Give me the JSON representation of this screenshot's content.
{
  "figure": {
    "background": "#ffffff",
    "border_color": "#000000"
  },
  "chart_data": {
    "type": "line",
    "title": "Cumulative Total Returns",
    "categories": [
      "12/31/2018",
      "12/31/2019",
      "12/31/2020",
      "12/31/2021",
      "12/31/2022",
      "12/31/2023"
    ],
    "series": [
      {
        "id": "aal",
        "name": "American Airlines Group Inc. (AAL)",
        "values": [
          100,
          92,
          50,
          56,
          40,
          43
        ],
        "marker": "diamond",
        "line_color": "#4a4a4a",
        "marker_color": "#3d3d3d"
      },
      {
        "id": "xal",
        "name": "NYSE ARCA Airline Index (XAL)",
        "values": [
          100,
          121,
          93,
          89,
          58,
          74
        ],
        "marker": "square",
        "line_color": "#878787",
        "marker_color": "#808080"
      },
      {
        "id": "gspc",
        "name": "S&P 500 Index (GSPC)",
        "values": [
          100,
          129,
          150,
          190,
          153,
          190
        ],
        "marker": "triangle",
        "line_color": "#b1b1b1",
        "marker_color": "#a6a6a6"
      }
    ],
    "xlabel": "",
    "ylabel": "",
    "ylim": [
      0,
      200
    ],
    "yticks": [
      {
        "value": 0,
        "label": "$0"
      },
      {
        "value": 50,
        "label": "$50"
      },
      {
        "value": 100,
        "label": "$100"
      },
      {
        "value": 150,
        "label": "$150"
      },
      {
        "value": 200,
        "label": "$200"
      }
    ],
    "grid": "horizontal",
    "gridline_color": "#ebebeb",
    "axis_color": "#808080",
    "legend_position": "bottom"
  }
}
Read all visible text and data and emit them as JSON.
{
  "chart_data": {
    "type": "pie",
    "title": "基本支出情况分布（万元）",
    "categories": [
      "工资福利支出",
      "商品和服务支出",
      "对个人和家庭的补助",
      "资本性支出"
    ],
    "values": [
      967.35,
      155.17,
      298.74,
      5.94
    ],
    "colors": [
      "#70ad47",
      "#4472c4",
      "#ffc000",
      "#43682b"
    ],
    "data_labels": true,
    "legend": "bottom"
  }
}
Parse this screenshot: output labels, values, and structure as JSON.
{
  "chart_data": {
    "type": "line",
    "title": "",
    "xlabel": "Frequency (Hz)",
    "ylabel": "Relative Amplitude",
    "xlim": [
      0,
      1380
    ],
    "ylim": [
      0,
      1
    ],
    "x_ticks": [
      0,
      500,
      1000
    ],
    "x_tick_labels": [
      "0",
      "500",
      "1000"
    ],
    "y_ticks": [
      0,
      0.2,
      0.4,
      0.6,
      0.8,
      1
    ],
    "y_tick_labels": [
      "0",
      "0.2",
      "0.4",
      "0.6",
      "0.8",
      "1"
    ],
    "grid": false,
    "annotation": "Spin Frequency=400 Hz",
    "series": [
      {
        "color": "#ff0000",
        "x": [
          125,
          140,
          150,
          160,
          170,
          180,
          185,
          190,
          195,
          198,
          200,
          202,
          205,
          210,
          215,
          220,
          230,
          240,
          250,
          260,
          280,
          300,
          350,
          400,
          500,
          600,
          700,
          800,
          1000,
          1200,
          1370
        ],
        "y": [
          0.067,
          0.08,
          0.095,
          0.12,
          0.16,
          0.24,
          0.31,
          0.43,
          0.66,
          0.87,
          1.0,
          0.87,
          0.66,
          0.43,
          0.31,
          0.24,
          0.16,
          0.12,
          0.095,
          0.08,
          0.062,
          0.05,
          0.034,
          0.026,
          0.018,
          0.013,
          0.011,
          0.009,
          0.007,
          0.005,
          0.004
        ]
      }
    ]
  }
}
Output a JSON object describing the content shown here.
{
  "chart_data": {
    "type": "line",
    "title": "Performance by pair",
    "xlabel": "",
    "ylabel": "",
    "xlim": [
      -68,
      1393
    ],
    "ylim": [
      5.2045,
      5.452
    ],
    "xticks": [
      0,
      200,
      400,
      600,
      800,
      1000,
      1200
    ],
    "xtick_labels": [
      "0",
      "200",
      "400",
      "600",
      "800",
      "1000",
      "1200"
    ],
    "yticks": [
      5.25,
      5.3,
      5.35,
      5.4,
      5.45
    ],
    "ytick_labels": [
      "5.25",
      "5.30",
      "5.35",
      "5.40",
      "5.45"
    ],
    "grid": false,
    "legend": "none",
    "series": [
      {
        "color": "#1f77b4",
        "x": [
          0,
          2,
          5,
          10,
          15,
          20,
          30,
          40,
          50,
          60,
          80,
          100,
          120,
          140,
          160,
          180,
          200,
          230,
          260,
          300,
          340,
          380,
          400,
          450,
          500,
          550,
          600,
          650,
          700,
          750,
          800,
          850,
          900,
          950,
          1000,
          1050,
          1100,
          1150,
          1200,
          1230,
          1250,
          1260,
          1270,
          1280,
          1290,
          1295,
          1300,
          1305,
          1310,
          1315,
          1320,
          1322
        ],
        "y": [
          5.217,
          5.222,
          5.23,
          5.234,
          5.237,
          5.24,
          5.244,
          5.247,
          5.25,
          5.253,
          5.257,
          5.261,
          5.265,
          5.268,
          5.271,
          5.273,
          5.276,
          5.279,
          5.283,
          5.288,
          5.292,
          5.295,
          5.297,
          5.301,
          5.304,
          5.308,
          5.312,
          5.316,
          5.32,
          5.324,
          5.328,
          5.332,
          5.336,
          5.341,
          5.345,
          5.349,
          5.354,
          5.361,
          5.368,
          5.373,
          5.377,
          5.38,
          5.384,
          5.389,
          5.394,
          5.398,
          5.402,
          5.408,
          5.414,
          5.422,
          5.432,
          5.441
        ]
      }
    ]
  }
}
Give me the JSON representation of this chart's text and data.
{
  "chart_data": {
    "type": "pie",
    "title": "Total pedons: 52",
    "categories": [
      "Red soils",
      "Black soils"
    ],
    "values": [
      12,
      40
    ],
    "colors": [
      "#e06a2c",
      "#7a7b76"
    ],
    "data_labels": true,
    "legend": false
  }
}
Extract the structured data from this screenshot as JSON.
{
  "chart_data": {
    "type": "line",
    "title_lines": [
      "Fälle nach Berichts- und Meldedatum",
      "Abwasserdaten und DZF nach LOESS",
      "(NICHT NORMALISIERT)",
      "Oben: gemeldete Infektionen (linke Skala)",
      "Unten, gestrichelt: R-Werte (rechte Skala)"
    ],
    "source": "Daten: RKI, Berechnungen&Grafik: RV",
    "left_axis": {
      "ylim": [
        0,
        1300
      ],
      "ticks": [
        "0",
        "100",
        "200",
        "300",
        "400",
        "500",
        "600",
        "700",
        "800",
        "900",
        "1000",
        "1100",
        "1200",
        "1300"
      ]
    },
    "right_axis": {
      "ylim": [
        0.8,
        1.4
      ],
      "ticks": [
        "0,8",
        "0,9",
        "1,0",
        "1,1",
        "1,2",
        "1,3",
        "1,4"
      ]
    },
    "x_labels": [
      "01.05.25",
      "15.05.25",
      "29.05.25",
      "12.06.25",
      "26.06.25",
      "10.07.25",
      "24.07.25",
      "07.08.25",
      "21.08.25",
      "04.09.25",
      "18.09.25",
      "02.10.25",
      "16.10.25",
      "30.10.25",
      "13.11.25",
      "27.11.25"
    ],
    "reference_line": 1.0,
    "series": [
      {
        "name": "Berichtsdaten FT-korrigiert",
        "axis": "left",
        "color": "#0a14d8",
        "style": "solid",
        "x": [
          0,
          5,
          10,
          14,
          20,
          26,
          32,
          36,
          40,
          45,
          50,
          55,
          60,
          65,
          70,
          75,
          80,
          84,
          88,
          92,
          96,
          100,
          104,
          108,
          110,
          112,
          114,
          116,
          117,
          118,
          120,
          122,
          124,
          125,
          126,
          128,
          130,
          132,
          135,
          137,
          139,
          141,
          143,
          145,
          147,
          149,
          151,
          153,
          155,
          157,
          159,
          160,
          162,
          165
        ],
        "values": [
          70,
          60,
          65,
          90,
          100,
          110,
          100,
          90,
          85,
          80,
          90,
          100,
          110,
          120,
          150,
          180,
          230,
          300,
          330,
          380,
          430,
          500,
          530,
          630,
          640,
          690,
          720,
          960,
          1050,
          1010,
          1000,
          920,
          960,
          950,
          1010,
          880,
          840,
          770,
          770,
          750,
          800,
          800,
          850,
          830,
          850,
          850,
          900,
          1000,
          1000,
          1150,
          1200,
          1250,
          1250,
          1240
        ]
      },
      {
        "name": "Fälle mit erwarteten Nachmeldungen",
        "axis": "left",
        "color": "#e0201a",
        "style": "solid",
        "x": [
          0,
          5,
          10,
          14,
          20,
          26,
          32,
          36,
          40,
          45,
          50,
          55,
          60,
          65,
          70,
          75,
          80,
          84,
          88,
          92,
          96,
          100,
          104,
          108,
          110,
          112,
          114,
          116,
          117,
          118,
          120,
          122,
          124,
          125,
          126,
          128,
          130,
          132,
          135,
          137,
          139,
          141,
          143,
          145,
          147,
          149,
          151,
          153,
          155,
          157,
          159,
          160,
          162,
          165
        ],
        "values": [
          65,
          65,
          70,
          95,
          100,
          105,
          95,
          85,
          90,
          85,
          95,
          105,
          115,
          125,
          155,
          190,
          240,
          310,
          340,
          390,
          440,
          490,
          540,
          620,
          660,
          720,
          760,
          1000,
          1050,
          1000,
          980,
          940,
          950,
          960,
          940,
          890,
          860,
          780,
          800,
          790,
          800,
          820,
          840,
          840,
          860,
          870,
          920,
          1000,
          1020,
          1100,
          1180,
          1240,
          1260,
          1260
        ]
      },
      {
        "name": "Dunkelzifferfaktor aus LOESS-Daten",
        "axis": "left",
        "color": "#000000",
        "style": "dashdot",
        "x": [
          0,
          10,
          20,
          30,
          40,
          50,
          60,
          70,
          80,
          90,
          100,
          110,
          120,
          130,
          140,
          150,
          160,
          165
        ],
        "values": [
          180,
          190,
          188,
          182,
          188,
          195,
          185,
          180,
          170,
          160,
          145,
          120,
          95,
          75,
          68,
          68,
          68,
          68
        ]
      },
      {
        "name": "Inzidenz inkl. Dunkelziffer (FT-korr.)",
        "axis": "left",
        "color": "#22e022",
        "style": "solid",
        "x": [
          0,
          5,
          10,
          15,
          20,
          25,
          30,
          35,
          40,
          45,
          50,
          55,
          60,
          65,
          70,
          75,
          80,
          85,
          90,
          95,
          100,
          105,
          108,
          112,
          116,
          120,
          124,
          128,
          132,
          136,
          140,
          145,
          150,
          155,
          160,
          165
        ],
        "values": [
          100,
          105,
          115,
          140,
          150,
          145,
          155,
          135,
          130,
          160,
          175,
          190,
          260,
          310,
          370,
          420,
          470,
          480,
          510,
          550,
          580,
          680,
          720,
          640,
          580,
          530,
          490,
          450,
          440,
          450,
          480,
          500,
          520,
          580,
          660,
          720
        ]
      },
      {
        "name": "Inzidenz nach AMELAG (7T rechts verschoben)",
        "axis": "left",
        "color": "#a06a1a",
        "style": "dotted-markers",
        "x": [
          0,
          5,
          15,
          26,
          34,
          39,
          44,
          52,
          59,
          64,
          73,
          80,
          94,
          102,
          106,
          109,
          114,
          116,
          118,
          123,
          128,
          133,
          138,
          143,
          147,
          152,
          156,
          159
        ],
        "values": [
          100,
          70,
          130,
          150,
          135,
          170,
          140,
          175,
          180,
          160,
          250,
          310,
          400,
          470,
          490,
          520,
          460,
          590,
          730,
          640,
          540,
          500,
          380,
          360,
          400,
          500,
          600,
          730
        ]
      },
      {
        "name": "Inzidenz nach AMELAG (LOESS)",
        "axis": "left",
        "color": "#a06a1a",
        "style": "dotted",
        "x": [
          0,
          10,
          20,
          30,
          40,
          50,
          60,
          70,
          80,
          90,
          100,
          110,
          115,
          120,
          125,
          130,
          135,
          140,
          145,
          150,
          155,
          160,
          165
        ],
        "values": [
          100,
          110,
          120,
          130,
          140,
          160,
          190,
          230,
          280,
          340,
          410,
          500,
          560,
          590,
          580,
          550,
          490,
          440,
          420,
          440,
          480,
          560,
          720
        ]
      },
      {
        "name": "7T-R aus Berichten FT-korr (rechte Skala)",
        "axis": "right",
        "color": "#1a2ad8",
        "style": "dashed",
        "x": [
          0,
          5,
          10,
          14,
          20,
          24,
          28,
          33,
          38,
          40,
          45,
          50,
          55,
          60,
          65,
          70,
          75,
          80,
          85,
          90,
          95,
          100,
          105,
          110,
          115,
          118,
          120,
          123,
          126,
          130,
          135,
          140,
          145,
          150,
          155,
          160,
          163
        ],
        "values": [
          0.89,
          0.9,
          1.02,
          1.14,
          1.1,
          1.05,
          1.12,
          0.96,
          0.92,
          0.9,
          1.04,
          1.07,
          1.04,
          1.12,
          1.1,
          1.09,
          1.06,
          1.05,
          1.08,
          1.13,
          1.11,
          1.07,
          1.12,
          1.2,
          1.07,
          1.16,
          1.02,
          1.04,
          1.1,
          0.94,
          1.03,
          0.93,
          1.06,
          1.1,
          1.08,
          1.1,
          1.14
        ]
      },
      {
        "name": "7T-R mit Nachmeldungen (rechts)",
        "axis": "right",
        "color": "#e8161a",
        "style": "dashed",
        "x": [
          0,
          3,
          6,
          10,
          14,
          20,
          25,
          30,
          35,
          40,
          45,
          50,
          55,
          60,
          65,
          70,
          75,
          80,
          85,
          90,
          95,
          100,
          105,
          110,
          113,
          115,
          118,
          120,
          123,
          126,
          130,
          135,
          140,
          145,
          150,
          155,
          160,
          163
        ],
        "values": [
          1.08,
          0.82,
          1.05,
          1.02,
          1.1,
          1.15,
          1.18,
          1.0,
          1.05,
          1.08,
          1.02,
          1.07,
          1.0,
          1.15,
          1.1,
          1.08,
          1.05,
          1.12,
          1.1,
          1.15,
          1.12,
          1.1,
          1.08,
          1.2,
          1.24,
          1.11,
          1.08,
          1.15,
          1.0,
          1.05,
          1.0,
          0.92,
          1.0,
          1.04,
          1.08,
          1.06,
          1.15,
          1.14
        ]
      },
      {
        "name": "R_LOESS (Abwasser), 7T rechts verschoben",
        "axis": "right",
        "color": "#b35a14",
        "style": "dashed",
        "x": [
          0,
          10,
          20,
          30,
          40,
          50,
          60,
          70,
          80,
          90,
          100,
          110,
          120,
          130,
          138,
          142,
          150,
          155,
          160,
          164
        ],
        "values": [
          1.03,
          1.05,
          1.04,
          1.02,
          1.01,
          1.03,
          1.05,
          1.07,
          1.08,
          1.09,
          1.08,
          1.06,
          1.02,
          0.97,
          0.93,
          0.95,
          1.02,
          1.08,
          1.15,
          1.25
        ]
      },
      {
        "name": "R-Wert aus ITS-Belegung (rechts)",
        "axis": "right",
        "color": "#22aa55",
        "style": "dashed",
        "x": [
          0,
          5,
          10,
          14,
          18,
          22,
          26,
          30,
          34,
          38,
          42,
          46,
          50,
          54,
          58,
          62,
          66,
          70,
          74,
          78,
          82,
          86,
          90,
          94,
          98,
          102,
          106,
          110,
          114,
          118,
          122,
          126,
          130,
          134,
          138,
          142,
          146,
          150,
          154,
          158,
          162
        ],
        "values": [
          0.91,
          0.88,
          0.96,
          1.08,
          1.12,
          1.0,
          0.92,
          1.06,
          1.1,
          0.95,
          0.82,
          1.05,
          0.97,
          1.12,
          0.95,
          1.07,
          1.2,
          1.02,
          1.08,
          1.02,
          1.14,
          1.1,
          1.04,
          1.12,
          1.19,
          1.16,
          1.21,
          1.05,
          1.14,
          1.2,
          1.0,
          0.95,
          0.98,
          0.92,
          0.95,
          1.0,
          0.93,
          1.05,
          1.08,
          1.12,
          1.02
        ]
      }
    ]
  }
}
+--
[TASK GOAL] For the entries above, state how many lines contain the word "Inzidenz". Provide the number by itself.

[COMPLETE ANSWER] 3